**WORK TO COMPLETE**
Out of all the lines below, count those with the word "grid". Give the number only.

**RECORDED DATA**
■ ■ ■ ■ ■ ■ ■

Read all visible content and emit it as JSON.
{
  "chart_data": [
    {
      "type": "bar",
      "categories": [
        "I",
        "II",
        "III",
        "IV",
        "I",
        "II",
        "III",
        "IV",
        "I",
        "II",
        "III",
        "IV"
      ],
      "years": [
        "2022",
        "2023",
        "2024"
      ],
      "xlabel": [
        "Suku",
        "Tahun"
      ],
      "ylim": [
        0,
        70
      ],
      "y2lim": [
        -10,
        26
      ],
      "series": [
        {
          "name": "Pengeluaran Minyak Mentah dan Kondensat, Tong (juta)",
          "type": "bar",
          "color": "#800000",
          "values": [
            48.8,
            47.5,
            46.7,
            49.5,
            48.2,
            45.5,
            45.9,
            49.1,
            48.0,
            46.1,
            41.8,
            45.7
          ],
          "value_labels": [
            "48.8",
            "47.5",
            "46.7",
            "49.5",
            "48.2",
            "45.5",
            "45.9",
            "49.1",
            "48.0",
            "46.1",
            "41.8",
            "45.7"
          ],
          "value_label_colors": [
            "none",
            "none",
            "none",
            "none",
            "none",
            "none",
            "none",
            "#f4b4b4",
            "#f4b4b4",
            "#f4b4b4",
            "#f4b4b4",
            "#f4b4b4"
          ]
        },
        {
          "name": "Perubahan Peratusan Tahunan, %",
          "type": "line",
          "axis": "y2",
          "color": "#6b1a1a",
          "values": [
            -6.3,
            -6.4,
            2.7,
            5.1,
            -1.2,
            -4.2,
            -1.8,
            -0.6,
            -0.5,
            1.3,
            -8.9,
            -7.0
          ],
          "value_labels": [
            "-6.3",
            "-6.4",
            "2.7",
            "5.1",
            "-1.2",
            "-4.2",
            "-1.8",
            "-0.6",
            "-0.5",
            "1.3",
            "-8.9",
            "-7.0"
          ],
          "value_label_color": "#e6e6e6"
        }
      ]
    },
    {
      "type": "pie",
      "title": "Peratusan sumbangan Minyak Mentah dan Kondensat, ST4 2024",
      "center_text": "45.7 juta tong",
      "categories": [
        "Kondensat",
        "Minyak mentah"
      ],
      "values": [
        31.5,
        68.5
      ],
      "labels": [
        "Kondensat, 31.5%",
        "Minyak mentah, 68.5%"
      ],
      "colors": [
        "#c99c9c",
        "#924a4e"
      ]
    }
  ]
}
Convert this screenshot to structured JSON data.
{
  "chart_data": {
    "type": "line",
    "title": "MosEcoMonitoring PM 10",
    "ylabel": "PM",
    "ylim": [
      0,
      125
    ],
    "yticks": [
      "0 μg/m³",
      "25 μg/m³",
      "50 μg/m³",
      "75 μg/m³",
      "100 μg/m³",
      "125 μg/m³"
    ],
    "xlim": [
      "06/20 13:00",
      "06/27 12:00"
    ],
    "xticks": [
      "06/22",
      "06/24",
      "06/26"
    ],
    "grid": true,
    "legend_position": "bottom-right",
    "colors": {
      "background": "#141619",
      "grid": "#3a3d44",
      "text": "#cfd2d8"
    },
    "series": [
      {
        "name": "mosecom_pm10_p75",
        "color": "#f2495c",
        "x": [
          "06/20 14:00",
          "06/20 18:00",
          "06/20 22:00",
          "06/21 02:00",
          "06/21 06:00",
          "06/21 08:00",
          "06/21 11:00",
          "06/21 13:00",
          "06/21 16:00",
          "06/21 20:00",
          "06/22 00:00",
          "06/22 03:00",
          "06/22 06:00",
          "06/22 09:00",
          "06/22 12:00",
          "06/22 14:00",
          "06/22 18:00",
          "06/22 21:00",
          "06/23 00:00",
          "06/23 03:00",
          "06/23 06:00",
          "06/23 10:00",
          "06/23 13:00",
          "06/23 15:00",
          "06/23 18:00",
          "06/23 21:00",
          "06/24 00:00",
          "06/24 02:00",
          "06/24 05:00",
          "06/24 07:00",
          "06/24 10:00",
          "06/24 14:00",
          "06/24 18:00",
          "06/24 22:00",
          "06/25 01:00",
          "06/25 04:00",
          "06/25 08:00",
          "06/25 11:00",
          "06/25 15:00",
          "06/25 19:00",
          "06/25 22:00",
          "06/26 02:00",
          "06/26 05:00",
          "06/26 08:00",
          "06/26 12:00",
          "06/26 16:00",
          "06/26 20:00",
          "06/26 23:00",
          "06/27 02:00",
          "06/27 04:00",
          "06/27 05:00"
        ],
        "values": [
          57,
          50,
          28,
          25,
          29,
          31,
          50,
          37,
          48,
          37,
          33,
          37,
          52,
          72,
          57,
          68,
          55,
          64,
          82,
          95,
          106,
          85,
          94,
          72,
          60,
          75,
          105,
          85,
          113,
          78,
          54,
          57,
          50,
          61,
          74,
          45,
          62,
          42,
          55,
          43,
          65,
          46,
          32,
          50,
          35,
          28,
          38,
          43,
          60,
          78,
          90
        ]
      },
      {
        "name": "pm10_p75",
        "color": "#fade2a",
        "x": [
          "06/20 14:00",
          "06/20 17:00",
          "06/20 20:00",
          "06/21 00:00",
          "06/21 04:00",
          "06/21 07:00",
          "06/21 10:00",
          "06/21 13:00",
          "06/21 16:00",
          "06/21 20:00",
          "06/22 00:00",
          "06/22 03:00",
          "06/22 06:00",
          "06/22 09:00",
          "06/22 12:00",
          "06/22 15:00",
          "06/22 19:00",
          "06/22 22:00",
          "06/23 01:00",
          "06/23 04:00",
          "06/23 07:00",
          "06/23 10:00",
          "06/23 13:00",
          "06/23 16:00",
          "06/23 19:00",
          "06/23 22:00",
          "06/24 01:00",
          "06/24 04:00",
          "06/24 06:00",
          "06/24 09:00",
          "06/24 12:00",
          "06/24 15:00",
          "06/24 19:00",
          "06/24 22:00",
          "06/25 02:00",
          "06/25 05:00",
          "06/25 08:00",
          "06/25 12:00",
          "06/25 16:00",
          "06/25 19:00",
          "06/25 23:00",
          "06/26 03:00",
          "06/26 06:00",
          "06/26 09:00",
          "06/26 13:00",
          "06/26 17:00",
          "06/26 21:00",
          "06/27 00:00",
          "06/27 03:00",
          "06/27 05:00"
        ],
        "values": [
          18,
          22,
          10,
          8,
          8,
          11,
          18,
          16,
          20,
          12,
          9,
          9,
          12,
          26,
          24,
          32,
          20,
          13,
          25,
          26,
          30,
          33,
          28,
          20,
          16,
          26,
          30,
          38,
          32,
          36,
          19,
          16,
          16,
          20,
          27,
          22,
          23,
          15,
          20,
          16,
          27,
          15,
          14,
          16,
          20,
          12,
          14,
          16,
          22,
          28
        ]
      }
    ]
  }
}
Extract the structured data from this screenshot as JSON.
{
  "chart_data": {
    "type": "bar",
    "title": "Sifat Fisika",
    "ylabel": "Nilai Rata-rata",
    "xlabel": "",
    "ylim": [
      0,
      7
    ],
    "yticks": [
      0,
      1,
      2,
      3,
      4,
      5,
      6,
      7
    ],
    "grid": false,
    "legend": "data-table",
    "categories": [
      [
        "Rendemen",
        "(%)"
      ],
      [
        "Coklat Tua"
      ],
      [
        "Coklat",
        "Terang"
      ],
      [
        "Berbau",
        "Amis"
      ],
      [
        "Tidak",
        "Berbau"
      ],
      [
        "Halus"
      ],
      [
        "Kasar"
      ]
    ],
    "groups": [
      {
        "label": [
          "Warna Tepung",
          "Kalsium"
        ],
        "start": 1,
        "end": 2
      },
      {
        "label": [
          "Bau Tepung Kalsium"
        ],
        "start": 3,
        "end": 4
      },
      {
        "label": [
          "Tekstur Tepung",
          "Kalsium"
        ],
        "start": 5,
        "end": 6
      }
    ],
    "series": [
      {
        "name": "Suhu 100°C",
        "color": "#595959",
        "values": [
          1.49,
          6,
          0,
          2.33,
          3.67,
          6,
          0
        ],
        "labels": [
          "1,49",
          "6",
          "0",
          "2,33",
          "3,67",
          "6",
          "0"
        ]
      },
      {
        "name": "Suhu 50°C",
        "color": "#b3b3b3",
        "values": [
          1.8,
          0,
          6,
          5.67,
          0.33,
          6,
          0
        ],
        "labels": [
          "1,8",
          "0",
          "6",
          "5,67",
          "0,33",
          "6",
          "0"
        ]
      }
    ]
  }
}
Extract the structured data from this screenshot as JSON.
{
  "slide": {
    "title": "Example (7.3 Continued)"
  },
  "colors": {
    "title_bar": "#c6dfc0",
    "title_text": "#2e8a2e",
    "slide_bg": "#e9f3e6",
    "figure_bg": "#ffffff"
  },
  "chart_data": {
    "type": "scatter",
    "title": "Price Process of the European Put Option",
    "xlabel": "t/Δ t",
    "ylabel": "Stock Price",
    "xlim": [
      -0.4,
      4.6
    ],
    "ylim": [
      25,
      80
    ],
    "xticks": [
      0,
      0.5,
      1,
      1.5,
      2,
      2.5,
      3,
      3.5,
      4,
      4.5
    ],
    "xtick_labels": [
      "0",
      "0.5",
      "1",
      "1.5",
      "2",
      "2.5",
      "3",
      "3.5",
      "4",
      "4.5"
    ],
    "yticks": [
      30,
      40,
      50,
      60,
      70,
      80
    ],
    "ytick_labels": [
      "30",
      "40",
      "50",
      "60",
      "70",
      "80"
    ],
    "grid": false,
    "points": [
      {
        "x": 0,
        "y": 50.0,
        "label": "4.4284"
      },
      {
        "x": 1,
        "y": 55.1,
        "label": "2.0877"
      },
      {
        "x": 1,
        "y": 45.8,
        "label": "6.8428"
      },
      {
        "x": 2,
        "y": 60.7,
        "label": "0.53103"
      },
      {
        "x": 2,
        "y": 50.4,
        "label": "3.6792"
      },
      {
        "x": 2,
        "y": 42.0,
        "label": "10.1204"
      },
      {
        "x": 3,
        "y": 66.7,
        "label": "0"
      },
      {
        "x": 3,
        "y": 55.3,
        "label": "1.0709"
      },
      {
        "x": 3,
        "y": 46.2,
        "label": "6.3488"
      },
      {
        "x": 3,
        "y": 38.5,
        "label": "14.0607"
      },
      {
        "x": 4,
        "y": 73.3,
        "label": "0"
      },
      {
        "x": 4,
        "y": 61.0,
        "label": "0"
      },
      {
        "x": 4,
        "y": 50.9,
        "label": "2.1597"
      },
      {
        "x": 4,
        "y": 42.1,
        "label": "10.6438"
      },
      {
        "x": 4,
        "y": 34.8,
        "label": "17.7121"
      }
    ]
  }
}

■ ■ ■ ■ ■ ■ ■

**EXERCISE ANSWER**
4